#### [SOURCE MATERIAL]
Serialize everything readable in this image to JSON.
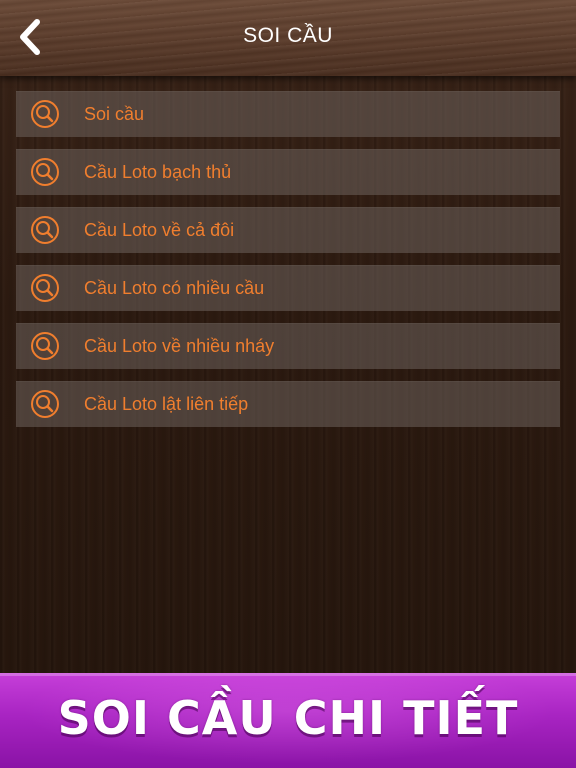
{
  "header": {
    "title": "SOI CẦU",
    "back_icon": "chevron-left-icon"
  },
  "menu": {
    "icon": "search-icon",
    "accent_color": "#f07e2e",
    "items": [
      {
        "label": "Soi cầu"
      },
      {
        "label": "Cầu Loto bạch thủ"
      },
      {
        "label": "Cầu Loto về cả đôi"
      },
      {
        "label": "Cầu Loto có nhiều cầu"
      },
      {
        "label": "Cầu Loto về nhiều nháy"
      },
      {
        "label": "Cầu Loto lật liên tiếp"
      }
    ]
  },
  "banner": {
    "text": "SOI CẦU CHI TIẾT",
    "color": "#a824c2"
  }
}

#### [SHORT EXERCISE]
Write out the listing word for word, omitting the pictures it holds.

#### [WORKED ANSWER]
Serialize everything readable in this image to JSON.
{
  "header": {
    "title": "SOI CẦU",
    "back_icon": "chevron-left-icon"
  },
  "menu": {
    "icon": "search-icon",
    "accent_color": "#f07e2e",
    "items": [
      {
        "label": "Soi cầu"
      },
      {
        "label": "Cầu Loto bạch thủ"
      },
      {
        "label": "Cầu Loto về cả đôi"
      },
      {
        "label": "Cầu Loto có nhiều cầu"
      },
      {
        "label": "Cầu Loto về nhiều nháy"
      },
      {
        "label": "Cầu Loto lật liên tiếp"
      }
    ]
  },
  "banner": {
    "text": "SOI CẦU CHI TIẾT",
    "color": "#a824c2"
  }
}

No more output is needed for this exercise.